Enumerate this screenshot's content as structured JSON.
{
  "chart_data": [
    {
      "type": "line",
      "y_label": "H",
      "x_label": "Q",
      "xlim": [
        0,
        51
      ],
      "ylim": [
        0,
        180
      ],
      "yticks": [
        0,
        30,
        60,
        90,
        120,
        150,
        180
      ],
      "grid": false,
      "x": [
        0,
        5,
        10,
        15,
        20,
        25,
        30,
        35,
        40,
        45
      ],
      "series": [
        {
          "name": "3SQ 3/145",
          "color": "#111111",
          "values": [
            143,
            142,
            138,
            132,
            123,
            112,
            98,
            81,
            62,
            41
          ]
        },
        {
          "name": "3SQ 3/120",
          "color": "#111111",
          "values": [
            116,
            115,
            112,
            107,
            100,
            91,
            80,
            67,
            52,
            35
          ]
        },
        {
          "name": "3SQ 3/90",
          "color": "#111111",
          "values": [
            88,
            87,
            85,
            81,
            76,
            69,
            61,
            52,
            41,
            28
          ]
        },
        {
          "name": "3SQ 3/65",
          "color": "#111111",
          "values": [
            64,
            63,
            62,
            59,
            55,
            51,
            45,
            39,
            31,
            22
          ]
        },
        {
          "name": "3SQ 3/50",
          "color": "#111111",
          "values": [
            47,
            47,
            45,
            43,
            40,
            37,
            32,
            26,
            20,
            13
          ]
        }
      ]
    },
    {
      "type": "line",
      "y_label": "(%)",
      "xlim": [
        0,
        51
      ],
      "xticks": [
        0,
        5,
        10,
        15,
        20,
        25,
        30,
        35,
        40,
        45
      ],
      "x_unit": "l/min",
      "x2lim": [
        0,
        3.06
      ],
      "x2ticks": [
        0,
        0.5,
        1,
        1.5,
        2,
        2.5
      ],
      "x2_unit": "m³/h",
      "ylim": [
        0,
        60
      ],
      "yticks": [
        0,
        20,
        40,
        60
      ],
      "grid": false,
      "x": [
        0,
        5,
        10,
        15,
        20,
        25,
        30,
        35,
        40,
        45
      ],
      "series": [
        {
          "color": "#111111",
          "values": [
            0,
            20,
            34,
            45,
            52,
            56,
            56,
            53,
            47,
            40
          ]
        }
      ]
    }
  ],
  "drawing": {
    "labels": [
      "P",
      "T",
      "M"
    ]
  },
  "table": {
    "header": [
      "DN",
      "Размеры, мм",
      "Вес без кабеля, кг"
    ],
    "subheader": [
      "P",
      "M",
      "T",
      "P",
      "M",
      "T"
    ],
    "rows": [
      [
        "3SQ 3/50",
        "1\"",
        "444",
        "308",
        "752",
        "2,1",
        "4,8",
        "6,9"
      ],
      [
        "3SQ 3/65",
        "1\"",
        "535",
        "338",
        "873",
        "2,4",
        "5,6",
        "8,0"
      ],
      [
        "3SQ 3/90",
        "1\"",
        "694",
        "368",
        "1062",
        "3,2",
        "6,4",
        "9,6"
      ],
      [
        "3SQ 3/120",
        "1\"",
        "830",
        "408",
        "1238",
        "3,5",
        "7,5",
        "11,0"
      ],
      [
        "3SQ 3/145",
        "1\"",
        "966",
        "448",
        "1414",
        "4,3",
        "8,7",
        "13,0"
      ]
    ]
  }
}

The exercise — Identify each line containing the string "name" and copy it out.

Solved exercise —
          "name": "3SQ 3/145",
          "name": "3SQ 3/120",
          "name": "3SQ 3/90",
          "name": "3SQ 3/65",
          "name": "3SQ 3/50",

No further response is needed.